Extract the listing in its entirety, keeping each line identical to the original.

DATA ROWS:
──────────────────────────────

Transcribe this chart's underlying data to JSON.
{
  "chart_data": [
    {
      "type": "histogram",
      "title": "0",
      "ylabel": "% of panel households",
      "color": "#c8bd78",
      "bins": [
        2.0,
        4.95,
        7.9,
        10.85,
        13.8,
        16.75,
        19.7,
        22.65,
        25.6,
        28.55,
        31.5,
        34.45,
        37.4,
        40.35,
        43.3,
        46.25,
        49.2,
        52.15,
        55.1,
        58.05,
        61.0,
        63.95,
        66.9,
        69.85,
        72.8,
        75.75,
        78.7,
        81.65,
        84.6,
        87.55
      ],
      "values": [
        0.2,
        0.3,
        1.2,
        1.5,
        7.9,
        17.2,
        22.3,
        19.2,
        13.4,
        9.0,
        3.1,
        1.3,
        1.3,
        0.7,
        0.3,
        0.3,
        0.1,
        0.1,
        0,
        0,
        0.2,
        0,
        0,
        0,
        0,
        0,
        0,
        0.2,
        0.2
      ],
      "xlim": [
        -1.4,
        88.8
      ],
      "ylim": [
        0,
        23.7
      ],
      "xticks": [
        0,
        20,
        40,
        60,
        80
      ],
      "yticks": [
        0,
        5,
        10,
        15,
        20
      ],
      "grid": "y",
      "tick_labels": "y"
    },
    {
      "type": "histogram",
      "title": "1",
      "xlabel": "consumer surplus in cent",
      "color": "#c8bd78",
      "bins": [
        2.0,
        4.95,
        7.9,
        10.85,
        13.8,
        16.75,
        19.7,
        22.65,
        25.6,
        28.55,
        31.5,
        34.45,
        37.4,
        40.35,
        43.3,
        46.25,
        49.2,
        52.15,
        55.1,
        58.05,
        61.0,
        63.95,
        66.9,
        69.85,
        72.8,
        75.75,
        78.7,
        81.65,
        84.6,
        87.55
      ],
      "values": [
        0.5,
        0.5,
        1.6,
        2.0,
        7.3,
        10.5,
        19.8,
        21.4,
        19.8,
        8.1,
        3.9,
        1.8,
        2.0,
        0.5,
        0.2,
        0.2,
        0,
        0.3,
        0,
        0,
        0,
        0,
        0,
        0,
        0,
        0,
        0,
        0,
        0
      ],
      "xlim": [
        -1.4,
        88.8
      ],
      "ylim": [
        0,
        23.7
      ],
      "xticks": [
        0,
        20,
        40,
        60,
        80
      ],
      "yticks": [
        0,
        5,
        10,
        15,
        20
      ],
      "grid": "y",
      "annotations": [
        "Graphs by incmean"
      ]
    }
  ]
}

──────────────────────────────

RESULT:
Transcribe this chart's underlying data to JSON.
{
  "chart_data": [
    {
      "type": "histogram",
      "title": "0",
      "ylabel": "% of panel households",
      "color": "#c8bd78",
      "bins": [
        2.0,
        4.95,
        7.9,
        10.85,
        13.8,
        16.75,
        19.7,
        22.65,
        25.6,
        28.55,
        31.5,
        34.45,
        37.4,
        40.35,
        43.3,
        46.25,
        49.2,
        52.15,
        55.1,
        58.05,
        61.0,
        63.95,
        66.9,
        69.85,
        72.8,
        75.75,
        78.7,
        81.65,
        84.6,
        87.55
      ],
      "values": [
        0.2,
        0.3,
        1.2,
        1.5,
        7.9,
        17.2,
        22.3,
        19.2,
        13.4,
        9.0,
        3.1,
        1.3,
        1.3,
        0.7,
        0.3,
        0.3,
        0.1,
        0.1,
        0,
        0,
        0.2,
        0,
        0,
        0,
        0,
        0,
        0,
        0.2,
        0.2
      ],
      "xlim": [
        -1.4,
        88.8
      ],
      "ylim": [
        0,
        23.7
      ],
      "xticks": [
        0,
        20,
        40,
        60,
        80
      ],
      "yticks": [
        0,
        5,
        10,
        15,
        20
      ],
      "grid": "y",
      "tick_labels": "y"
    },
    {
      "type": "histogram",
      "title": "1",
      "xlabel": "consumer surplus in cent",
      "color": "#c8bd78",
      "bins": [
        2.0,
        4.95,
        7.9,
        10.85,
        13.8,
        16.75,
        19.7,
        22.65,
        25.6,
        28.55,
        31.5,
        34.45,
        37.4,
        40.35,
        43.3,
        46.25,
        49.2,
        52.15,
        55.1,
        58.05,
        61.0,
        63.95,
        66.9,
        69.85,
        72.8,
        75.75,
        78.7,
        81.65,
        84.6,
        87.55
      ],
      "values": [
        0.5,
        0.5,
        1.6,
        2.0,
        7.3,
        10.5,
        19.8,
        21.4,
        19.8,
        8.1,
        3.9,
        1.8,
        2.0,
        0.5,
        0.2,
        0.2,
        0,
        0.3,
        0,
        0,
        0,
        0,
        0,
        0,
        0,
        0,
        0,
        0,
        0
      ],
      "xlim": [
        -1.4,
        88.8
      ],
      "ylim": [
        0,
        23.7
      ],
      "xticks": [
        0,
        20,
        40,
        60,
        80
      ],
      "yticks": [
        0,
        5,
        10,
        15,
        20
      ],
      "grid": "y",
      "annotations": [
        "Graphs by incmean"
      ]
    }
  ]
}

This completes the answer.